Work to do.
From the listing below, pull out the lines that hold "range".

+++ Supplied material

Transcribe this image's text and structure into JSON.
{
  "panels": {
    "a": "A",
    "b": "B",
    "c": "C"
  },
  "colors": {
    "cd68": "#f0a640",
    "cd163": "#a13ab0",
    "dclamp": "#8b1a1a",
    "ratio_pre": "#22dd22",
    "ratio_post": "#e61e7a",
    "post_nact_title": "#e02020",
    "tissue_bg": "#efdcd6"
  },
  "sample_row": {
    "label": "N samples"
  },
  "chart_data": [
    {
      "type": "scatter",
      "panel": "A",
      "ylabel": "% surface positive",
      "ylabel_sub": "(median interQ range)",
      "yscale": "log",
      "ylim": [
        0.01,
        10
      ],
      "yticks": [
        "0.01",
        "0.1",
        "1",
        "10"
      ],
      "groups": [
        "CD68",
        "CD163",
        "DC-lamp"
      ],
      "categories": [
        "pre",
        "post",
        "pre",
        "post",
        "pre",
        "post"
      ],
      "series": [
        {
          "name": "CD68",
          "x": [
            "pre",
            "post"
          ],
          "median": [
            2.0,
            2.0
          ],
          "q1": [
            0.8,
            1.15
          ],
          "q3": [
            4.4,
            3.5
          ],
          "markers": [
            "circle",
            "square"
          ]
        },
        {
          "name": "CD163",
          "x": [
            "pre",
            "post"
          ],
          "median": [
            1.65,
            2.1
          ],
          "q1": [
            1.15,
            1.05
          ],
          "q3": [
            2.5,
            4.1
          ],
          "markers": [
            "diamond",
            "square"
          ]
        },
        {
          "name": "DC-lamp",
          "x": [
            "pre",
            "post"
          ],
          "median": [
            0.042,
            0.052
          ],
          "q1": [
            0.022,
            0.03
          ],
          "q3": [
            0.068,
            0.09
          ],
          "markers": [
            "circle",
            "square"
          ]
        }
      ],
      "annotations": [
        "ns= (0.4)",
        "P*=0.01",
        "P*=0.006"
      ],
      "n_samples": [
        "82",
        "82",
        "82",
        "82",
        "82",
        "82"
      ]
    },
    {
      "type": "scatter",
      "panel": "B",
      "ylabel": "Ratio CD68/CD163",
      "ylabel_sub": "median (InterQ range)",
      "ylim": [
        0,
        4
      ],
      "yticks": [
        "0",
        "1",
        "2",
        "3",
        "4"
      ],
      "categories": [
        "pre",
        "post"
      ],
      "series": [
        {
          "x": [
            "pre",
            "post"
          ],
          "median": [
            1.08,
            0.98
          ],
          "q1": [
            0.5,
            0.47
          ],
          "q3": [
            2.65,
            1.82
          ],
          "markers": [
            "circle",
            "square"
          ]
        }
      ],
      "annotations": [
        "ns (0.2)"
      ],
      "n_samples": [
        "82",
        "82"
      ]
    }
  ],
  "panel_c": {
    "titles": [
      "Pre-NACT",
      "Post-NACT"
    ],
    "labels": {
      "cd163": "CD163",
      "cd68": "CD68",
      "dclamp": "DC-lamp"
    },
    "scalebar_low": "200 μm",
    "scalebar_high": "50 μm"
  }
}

++++++

Answer in full.
      "ylabel_sub": "(median interQ range)",
      "ylabel_sub": "median (InterQ range)",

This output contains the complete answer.